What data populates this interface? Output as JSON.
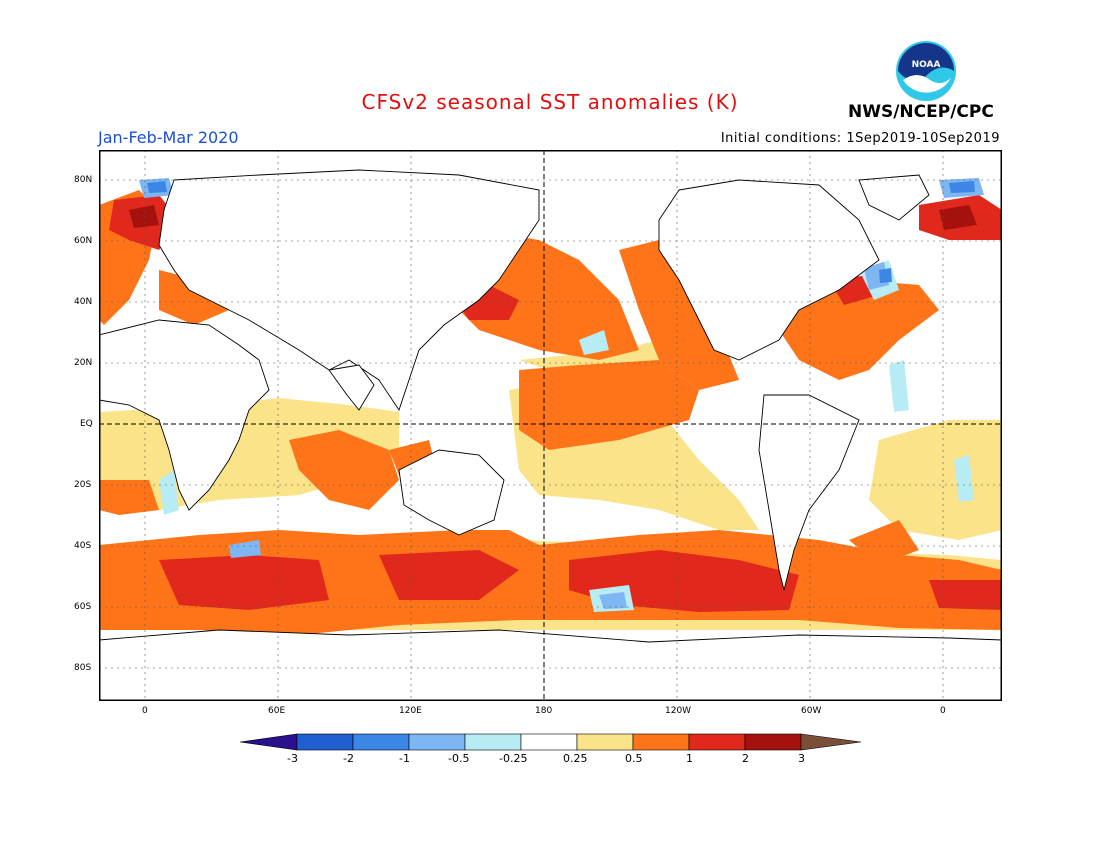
{
  "header": {
    "title": "CFSv2 seasonal SST anomalies (K)",
    "period": "Jan-Feb-Mar 2020",
    "initial_conditions": "Initial conditions: 1Sep2019-10Sep2019",
    "agency": "NWS/NCEP/CPC",
    "logo_text": "NOAA"
  },
  "map": {
    "lat_labels": [
      "80N",
      "60N",
      "40N",
      "20N",
      "EQ",
      "20S",
      "40S",
      "60S",
      "80S"
    ],
    "lon_labels": [
      "0",
      "60E",
      "120E",
      "180",
      "120W",
      "60W",
      "0"
    ]
  },
  "colorbar": {
    "labels": [
      "-3",
      "-2",
      "-1",
      "-0.5",
      "-0.25",
      "0.25",
      "0.5",
      "1",
      "2",
      "3"
    ],
    "colors": [
      "#2a0f8f",
      "#1f5fd0",
      "#3c86e6",
      "#7db6f2",
      "#b8ecf5",
      "#ffffff",
      "#fbe389",
      "#ff7418",
      "#e0281c",
      "#a5120e",
      "#7a4f3a"
    ]
  },
  "colors": {
    "title": "#e01010",
    "period": "#1a4fd6",
    "light_warm": "#fbe389",
    "warm": "#ff7418",
    "hot": "#e0281c",
    "very_hot": "#a5120e",
    "cool": "#b8ecf5",
    "cold": "#7db6f2",
    "colder": "#3c86e6"
  }
}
------------------------------------------------
▸ **EXERCISE DESCRIPTION**
Every record above should be written out again without change, except that the pictures are left out.

▸ **SOLVED EXERCISE**
What data populates this interface? Output as JSON.
{
  "header": {
    "title": "CFSv2 seasonal SST anomalies (K)",
    "period": "Jan-Feb-Mar 2020",
    "initial_conditions": "Initial conditions: 1Sep2019-10Sep2019",
    "agency": "NWS/NCEP/CPC",
    "logo_text": "NOAA"
  },
  "map": {
    "lat_labels": [
      "80N",
      "60N",
      "40N",
      "20N",
      "EQ",
      "20S",
      "40S",
      "60S",
      "80S"
    ],
    "lon_labels": [
      "0",
      "60E",
      "120E",
      "180",
      "120W",
      "60W",
      "0"
    ]
  },
  "colorbar": {
    "labels": [
      "-3",
      "-2",
      "-1",
      "-0.5",
      "-0.25",
      "0.25",
      "0.5",
      "1",
      "2",
      "3"
    ],
    "colors": [
      "#2a0f8f",
      "#1f5fd0",
      "#3c86e6",
      "#7db6f2",
      "#b8ecf5",
      "#ffffff",
      "#fbe389",
      "#ff7418",
      "#e0281c",
      "#a5120e",
      "#7a4f3a"
    ]
  },
  "colors": {
    "title": "#e01010",
    "period": "#1a4fd6",
    "light_warm": "#fbe389",
    "warm": "#ff7418",
    "hot": "#e0281c",
    "very_hot": "#a5120e",
    "cool": "#b8ecf5",
    "cold": "#7db6f2",
    "colder": "#3c86e6"
  }
}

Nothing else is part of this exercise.